- [What to produce]
Wherever "Eppan" appears in a line, list that line.

# START OF Exercise materials

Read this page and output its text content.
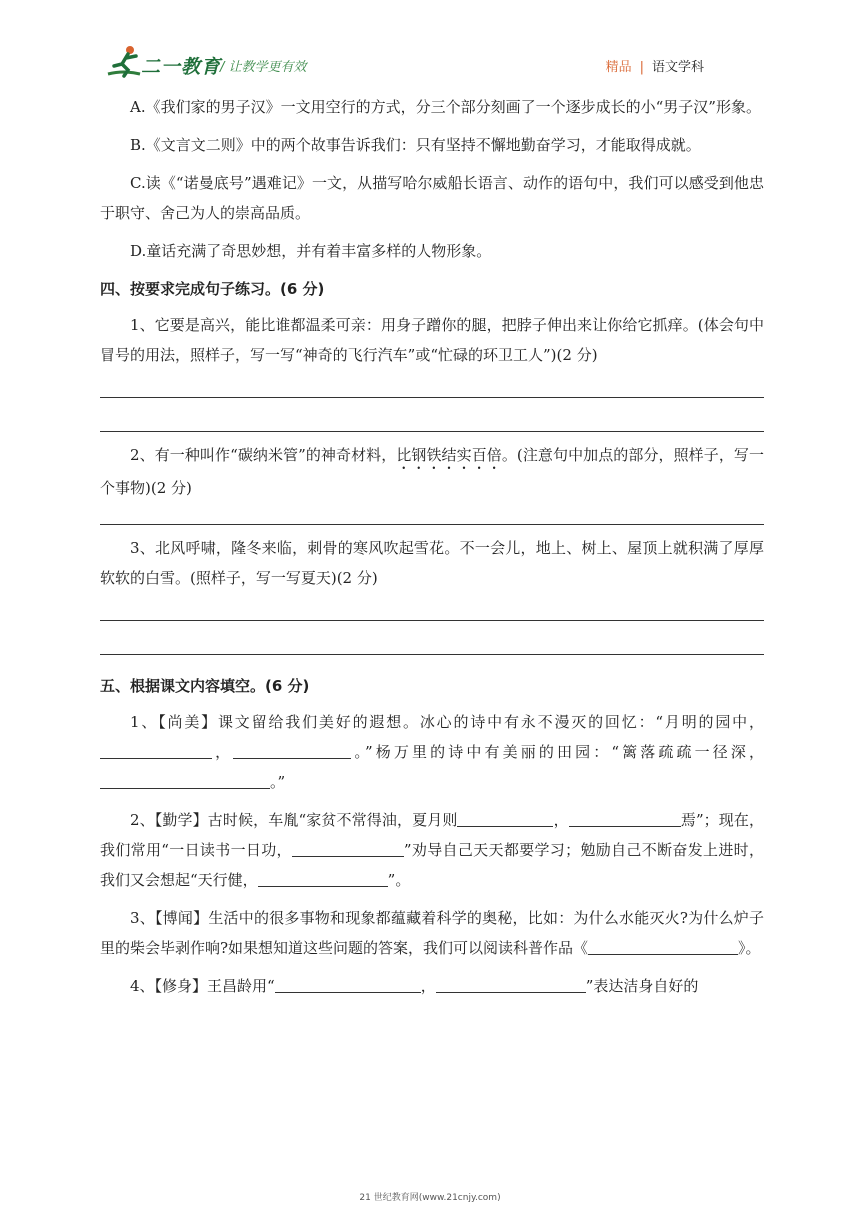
二一教育
/ 让教学更有效	精品 | 语文学科

A.《我们家的男子汉》一文用空行的方式，分三个部分刻画了一个逐步成长的小“男子汉”形象。

B.《文言文二则》中的两个故事告诉我们：只有坚持不懈地勤奋学习，才能取得成就。

C.读《“诺曼底号”遇难记》一文，从描写哈尔威船长语言、动作的语句中，我们可以感受到他忠于职守、舍己为人的崇高品质。

D.童话充满了奇思妙想，并有着丰富多样的人物形象。

四、按要求完成句子练习。(6 分)

1、它要是高兴，能比谁都温柔可亲：用身子蹭你的腿，把脖子伸出来让你给它抓痒。(体会句中冒号的用法，照样子，写一写“神奇的飞行汽车”或“忙碌的环卫工人”)(2 分)

2、有一种叫作“碳纳米管”的神奇材料，比钢铁结实百倍。(注意句中加点的部分，照样子，写一个事物)(2 分)

3、北风呼啸，隆冬来临，刺骨的寒风吹起雪花。不一会儿，地上、树上、屋顶上就积满了厚厚软软的白雪。(照样子，写一写夏天)(2 分)

五、根据课文内容填空。(6 分)

1、【尚美】课文留给我们美好的遐想。冰心的诗中有永不漫灭的回忆：“月明的园中，，	。”杨万里的诗中有美丽的田园：“篱落疏疏一径深，。”

2、【勤学】古时候，车胤“家贫不常得油，夏月则	，	焉”；现在，我们常用“一日读书一日功，	”劝导自己天天都要学习；勉励自己不断奋发上进时，我们又会想起“天行健，	”。

3、【博闻】生活中的很多事物和现象都蕴藏着科学的奥秘，比如：为什么水能灭火?为什么炉子里的柴会毕剥作响?如果想知道这些问题的答案，我们可以阅读科普作品《	》。

4、【修身】王昌龄用“	，	”表达洁身自好的

21 世纪教育网(www.21cnjy.com)
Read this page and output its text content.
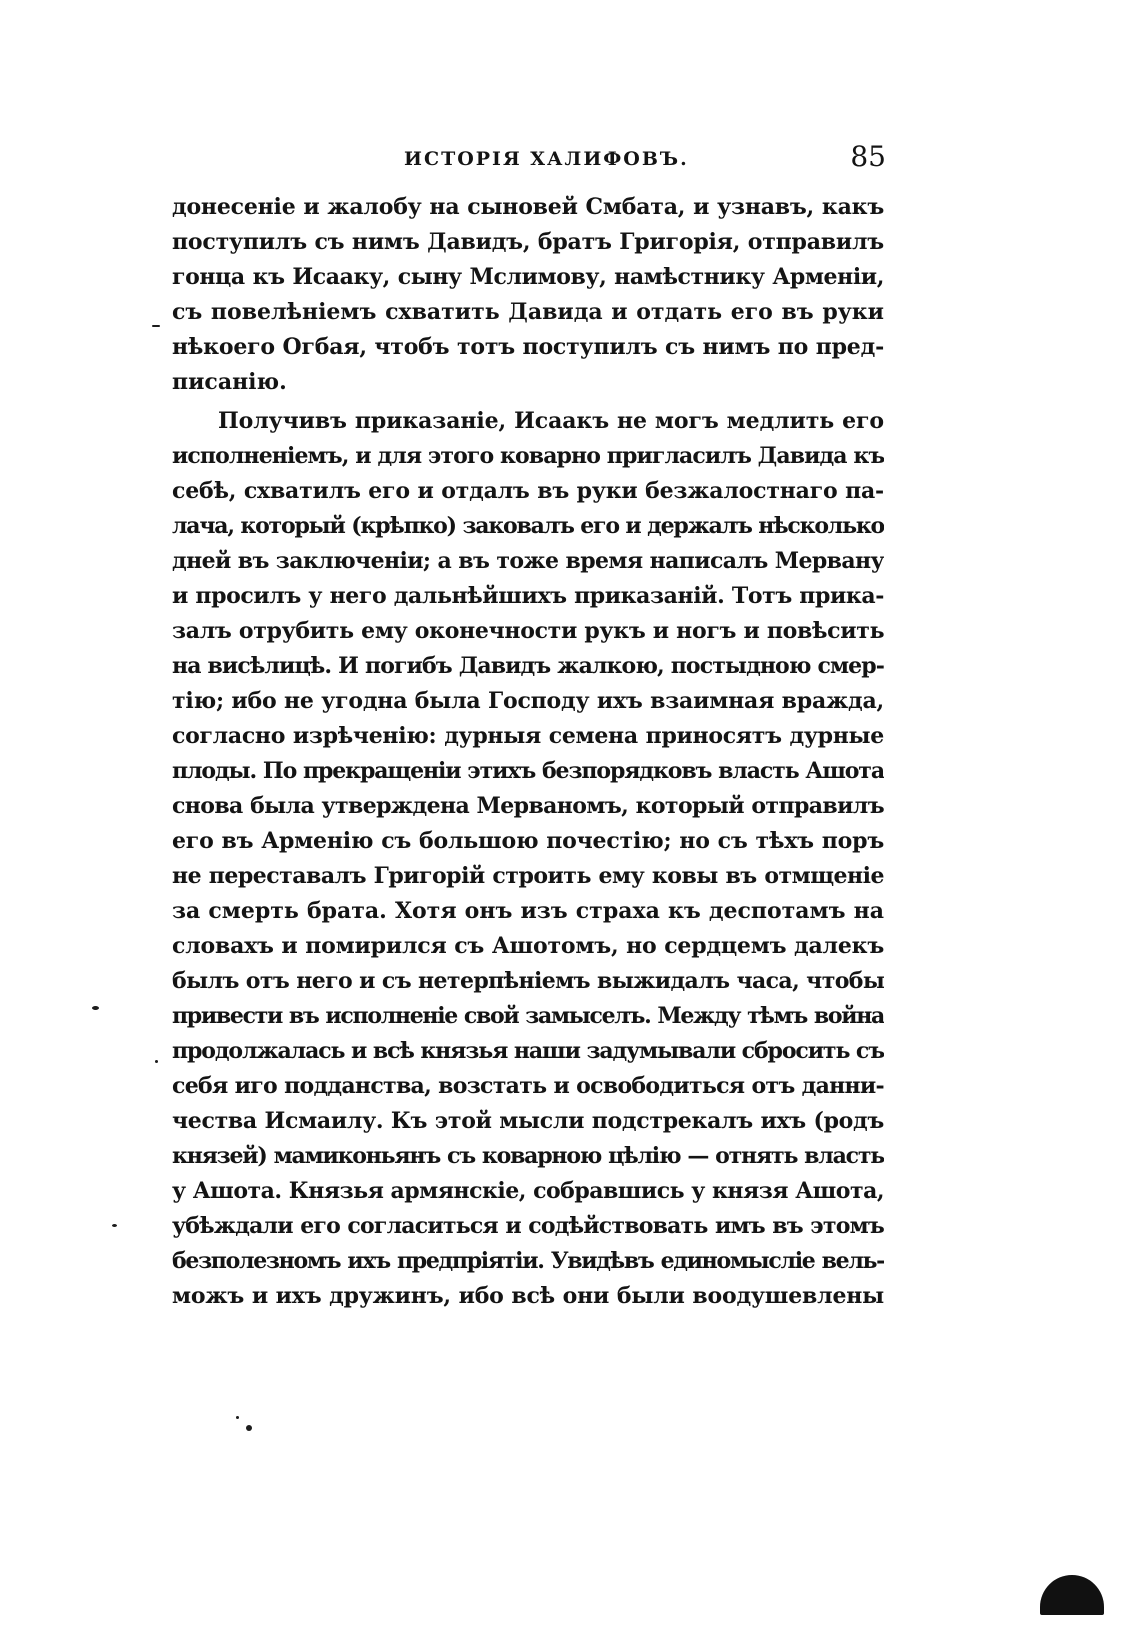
ИСТОРІЯ ХАЛИФОВЪ.	85
донесеніе и жалобу на сыновей Смбата, и узнавъ, какъ
поступилъ съ нимъ Давидъ, братъ Григорія, отправилъ
гонца къ Исааку, сыну Мслимову, намѣстнику Арменіи,
съ повелѣніемъ схватить Давида и отдать его въ руки
нѣкоего Огбая, чтобъ тотъ поступилъ съ нимъ по пред-
писанію.
Получивъ приказаніе, Исаакъ не могъ медлить его
исполненіемъ, и для этого коварно пригласилъ Давида къ
себѣ, схватилъ его и отдалъ въ руки безжалостнаго па-
лача, который (крѣпко) заковалъ его и держалъ нѣсколько
дней въ заключеніи; а въ тоже время написалъ Мервану
и просилъ у него дальнѣйшихъ приказаній. Тотъ прика-
залъ отрубить ему оконечности рукъ и ногъ и повѣсить
на висѣлицѣ. И погибъ Давидъ жалкою, постыдною смер-
тію; ибо не угодна была Господу ихъ взаимная вражда,
согласно изрѣченію: дурныя семена приносятъ дурные
плоды. По прекращеніи этихъ безпорядковъ власть Ашота
снова была утверждена Мерваномъ, который отправилъ
его въ Арменію съ большою почестію; но съ тѣхъ поръ
не переставалъ Григорій строить ему ковы въ отмщеніе
за смерть брата. Хотя онъ изъ страха къ деспотамъ на
словахъ и помирился съ Ашотомъ, но сердцемъ далекъ
былъ отъ него и съ нетерпѣніемъ выжидалъ часа, чтобы
привести въ исполненіе свой замыселъ. Между тѣмъ война
продолжалась и всѣ князья наши задумывали сбросить съ
себя иго подданства, возстать и освободиться отъ данни-
чества Исмаилу. Къ этой мысли подстрекалъ ихъ (родъ
князей) мамиконьянъ съ коварною цѣлію — отнять власть
у Ашота. Князья армянскіе, собравшись у князя Ашота,
убѣждали его согласиться и содѣйствовать имъ въ этомъ
безполезномъ ихъ предпріятіи. Увидѣвъ единомысліе вель-
можъ и ихъ дружинъ, ибо всѣ они были воодушевлены
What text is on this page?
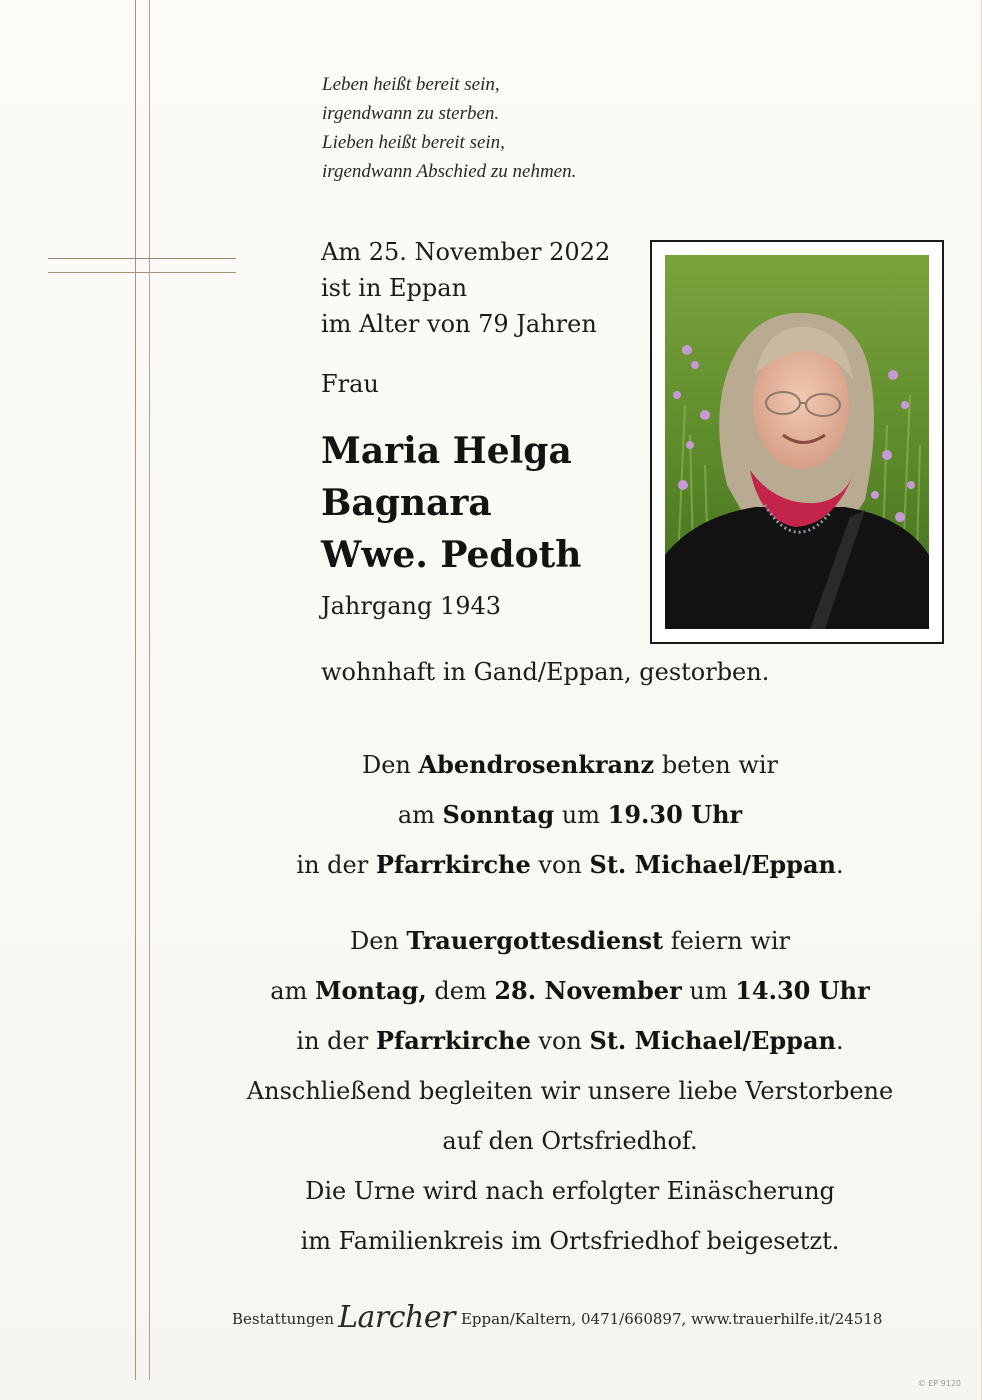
Leben heißt bereit sein,
irgendwann zu sterben.
Lieben heißt bereit sein,
irgendwann Abschied zu nehmen.
Am 25. November 2022
ist in Eppan
im Alter von 79 Jahren
Frau
Maria Helga
Bagnara
Wwe. Pedoth
Jahrgang 1943
wohnhaft in Gand/Eppan, gestorben.
Den Abendrosenkranz beten wir
am Sonntag um 19.30 Uhr
in der Pfarrkirche von St. Michael/Eppan.
Den Trauergottesdienst feiern wir
am Montag, dem 28. November um 14.30 Uhr
in der Pfarrkirche von St. Michael/Eppan.
Anschließend begleiten wir unsere liebe Verstorbene
auf den Ortsfriedhof.
Die Urne wird nach erfolgter Einäscherung
im Familienkreis im Ortsfriedhof beigesetzt.
Bestattungen Larcher Eppan/Kaltern, 0471/660897, www.trauerhilfe.it/24518
© EP 9120
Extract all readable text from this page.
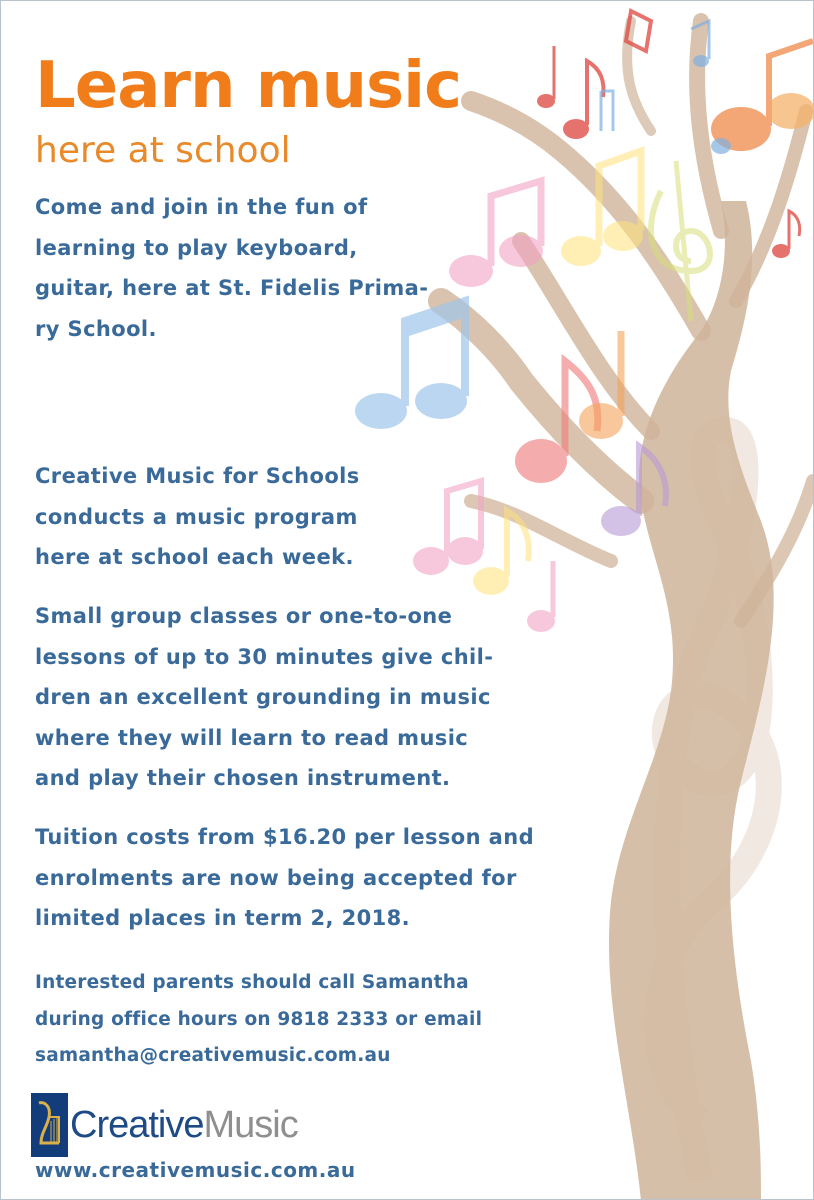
Learn music
here at school

Come and join in the fun of
learning to play keyboard,
guitar, here at St. Fidelis Prima-
ry School.

Creative Music for Schools
conducts a music program
here at school each week.

Small group classes or one-to-one
lessons of up to 30 minutes give chil-
dren an excellent grounding in music
where they will learn to read music
and play their chosen instrument.

Tuition costs from $16.20 per lesson and
enrolments are now being accepted for
limited places in term 2, 2018.

Interested parents should call Samantha
during office hours on 9818 2333 or email
samantha@creativemusic.com.au

CreativeMusic

www.creativemusic.com.au
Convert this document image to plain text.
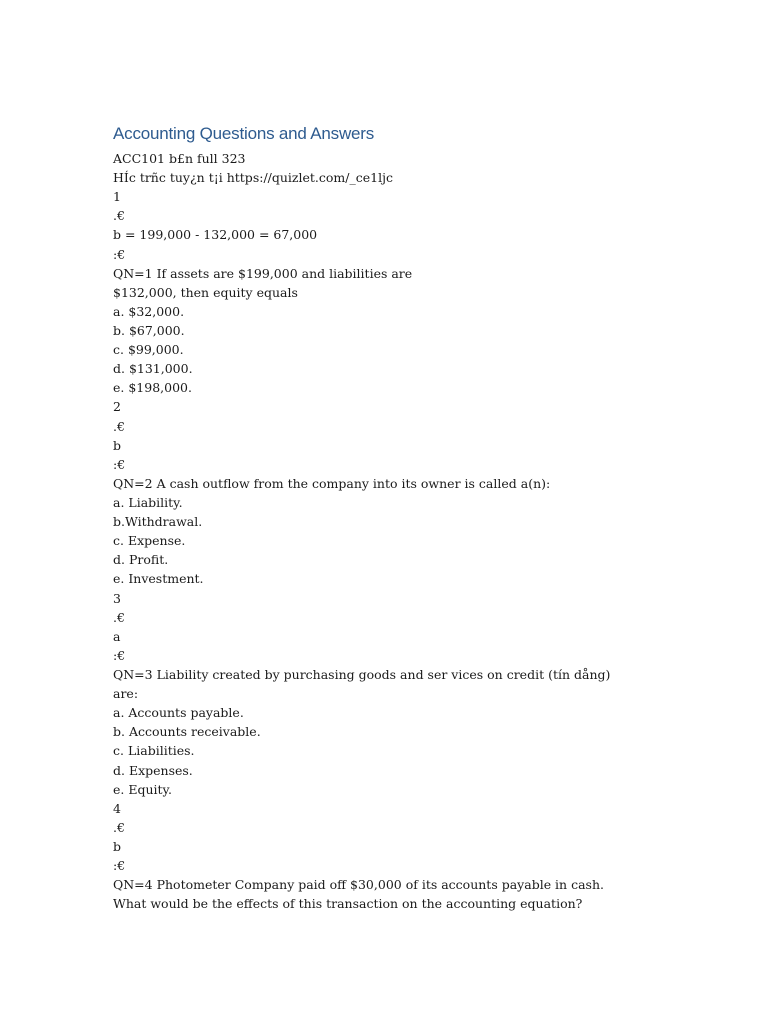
Accounting Questions and Answers
ACC101 b£n full 323
HÍc trñc tuy¿n t¡i https://quizlet.com/_ce1ljc
1
.€
b = 199,000 - 132,000 = 67,000
:€
QN=1 If assets are $199,000 and liabilities are
$132,000, then equity equals
a. $32,000.
b. $67,000.
c. $99,000.
d. $131,000.
e. $198,000.
2
.€
b
:€
QN=2 A cash outflow from the company into its owner is called a(n):
a. Liability.
b.Withdrawal.
c. Expense.
d. Profit.
e. Investment.
3
.€
a
:€
QN=3 Liability created by purchasing goods and ser vices on credit (tín dång)
are:
a. Accounts payable.
b. Accounts receivable.
c. Liabilities.
d. Expenses.
e. Equity.
4
.€
b
:€
QN=4 Photometer Company paid off $30,000 of its accounts payable in cash.
What would be the effects of this transaction on the accounting equation?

# END OF Exercise materials

- [Right answer]
ist in Eppan
wohnhaft in Gand/Eppan, gestorben.
in der Pfarrkirche von St. Michael/Eppan.
in der Pfarrkirche von St. Michael/Eppan.
Bestattungen Larcher Eppan/Kaltern, 0471/660897, www.trauerhilfe.it/24518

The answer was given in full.